What you should do =
Examine the records and identify each line that includes the string "Druid". Copy those lines.

+--

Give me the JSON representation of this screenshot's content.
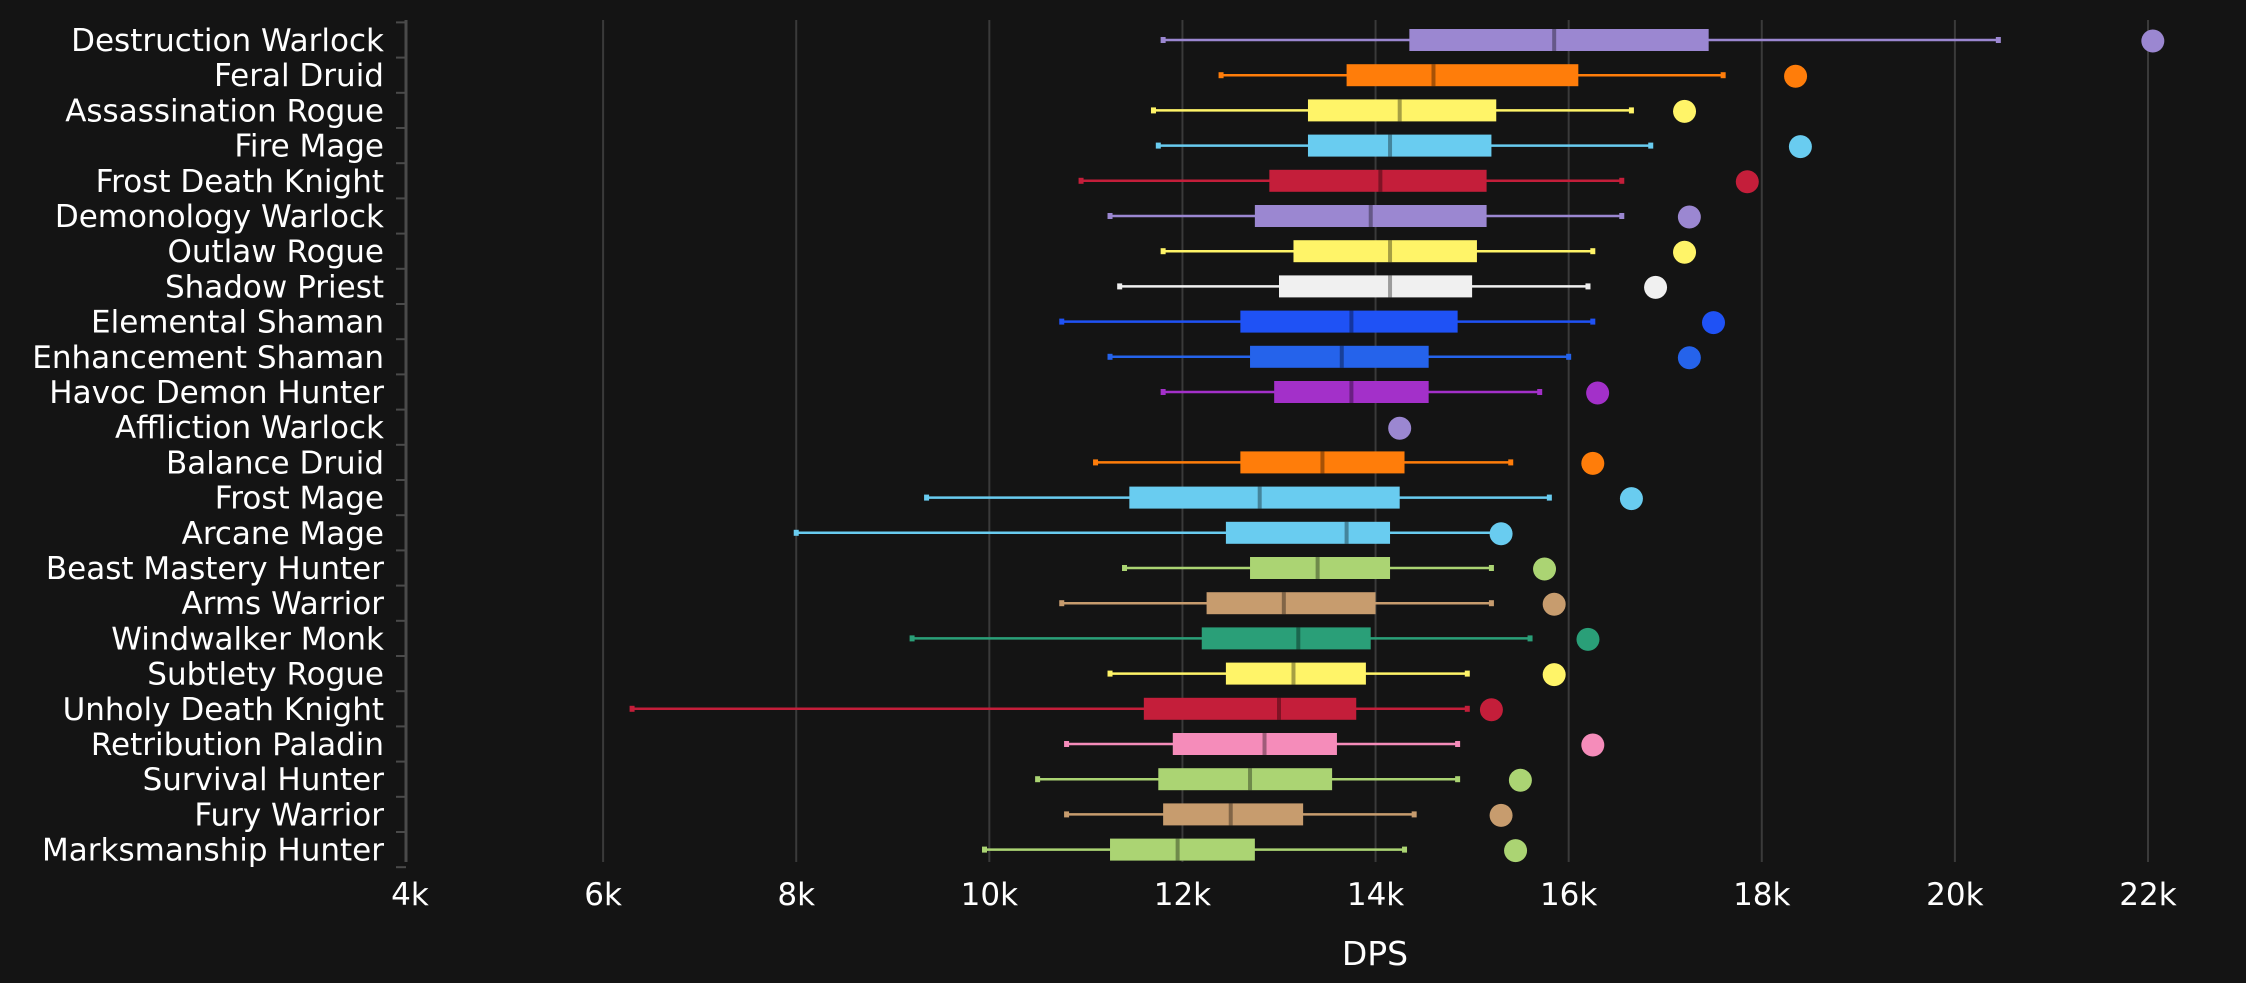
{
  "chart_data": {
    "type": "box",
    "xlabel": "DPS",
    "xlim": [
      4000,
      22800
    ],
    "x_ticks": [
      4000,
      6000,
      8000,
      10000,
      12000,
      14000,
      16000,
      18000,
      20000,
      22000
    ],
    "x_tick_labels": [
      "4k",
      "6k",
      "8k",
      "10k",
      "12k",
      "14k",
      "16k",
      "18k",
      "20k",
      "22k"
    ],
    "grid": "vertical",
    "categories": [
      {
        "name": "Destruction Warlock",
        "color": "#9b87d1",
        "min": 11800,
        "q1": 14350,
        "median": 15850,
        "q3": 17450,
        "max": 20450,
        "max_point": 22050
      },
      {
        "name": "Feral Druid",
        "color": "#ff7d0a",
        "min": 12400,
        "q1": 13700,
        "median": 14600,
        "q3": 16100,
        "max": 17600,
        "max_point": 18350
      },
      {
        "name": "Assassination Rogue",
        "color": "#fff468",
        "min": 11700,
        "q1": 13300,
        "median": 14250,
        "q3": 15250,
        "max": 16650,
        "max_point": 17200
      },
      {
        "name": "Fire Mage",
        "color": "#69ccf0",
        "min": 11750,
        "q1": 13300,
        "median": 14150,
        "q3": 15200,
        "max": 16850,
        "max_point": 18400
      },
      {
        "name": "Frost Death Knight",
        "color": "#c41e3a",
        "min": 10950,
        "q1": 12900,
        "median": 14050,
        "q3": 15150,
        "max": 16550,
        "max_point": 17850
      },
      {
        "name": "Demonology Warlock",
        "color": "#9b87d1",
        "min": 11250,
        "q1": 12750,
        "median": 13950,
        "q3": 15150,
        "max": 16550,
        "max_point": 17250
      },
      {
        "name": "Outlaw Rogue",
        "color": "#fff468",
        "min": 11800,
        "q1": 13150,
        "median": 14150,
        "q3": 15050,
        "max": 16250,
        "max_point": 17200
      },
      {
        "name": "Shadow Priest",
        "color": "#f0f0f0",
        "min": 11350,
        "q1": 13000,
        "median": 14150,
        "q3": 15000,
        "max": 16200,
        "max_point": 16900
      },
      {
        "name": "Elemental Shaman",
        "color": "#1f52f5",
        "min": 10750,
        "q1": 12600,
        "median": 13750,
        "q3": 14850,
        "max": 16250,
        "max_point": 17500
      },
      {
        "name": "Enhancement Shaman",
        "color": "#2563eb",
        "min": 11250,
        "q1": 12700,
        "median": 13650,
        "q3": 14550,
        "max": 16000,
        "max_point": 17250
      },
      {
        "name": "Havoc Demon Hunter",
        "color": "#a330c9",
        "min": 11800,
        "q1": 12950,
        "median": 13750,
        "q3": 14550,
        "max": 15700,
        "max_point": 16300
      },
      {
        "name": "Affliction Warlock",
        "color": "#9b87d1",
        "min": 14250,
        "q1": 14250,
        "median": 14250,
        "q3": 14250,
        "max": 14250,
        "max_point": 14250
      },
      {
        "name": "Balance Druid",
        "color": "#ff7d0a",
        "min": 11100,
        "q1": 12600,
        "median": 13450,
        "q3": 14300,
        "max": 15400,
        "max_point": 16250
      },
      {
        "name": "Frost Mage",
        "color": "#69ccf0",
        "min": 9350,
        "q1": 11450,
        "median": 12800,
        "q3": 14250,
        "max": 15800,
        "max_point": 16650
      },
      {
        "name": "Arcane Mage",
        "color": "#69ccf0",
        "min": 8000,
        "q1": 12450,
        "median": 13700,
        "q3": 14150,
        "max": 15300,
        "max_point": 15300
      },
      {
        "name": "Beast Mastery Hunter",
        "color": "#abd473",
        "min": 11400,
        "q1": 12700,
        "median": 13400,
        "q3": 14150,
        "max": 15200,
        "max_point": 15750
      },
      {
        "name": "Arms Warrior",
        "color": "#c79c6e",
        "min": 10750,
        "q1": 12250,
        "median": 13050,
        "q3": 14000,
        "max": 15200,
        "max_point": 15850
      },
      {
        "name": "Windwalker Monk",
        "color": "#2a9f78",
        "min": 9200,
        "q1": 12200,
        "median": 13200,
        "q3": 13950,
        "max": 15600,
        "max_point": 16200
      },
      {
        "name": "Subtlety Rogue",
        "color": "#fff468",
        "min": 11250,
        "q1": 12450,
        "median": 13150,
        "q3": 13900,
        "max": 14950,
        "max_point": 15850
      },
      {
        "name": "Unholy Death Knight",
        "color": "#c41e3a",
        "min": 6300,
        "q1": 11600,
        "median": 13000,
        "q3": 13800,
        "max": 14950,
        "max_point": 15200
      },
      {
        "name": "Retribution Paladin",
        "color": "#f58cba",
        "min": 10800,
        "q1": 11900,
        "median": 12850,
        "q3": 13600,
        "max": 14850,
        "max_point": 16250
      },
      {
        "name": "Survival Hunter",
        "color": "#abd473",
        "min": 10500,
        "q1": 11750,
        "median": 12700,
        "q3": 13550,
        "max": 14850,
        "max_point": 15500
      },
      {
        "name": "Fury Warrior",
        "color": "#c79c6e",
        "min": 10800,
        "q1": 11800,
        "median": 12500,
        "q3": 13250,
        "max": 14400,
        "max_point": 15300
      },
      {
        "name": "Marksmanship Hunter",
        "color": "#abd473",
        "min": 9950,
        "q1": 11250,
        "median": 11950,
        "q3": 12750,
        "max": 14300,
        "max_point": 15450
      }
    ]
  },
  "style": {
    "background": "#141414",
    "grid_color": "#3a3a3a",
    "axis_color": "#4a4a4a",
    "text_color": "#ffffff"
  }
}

+--

Solution for this problem =
        "name": "Feral Druid",
        "name": "Balance Druid",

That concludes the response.